(Stored data entries)
<<<<

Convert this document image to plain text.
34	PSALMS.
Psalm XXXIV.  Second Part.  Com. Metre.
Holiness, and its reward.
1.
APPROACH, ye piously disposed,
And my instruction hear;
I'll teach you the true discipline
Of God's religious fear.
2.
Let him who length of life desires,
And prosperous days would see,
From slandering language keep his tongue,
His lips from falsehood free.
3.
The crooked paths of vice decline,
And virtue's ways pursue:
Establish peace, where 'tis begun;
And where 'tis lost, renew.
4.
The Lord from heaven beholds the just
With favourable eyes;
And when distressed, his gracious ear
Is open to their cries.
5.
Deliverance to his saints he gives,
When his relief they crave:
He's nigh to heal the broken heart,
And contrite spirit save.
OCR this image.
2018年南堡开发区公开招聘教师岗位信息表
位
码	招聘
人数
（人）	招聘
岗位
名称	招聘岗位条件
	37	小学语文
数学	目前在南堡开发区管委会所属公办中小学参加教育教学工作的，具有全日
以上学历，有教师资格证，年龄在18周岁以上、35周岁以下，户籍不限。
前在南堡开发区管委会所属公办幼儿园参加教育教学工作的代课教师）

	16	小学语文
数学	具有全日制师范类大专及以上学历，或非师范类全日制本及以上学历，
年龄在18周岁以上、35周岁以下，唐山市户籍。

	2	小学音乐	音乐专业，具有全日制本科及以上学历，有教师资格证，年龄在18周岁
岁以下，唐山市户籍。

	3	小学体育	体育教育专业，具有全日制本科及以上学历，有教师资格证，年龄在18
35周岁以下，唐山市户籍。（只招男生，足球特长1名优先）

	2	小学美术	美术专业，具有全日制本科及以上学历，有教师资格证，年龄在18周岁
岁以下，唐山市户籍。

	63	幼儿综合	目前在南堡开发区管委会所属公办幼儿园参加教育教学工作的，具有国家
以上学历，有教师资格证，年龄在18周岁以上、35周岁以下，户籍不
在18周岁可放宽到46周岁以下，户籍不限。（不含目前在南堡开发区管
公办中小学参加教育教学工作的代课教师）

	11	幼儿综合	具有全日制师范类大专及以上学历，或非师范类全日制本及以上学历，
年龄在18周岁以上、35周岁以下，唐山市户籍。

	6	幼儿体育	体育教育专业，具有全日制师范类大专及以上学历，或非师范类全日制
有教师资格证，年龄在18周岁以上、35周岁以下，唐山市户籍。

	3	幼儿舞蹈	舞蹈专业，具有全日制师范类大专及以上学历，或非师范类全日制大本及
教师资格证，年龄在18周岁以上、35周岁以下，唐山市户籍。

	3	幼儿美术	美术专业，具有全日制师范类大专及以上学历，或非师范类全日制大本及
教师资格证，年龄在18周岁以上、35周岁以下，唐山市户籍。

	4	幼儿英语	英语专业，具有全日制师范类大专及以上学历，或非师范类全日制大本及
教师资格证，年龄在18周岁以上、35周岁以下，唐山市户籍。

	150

>>>>

Scan the data for the word "this" and copy every line where it shows up.

Convert this document image to plain text.
OCR this image.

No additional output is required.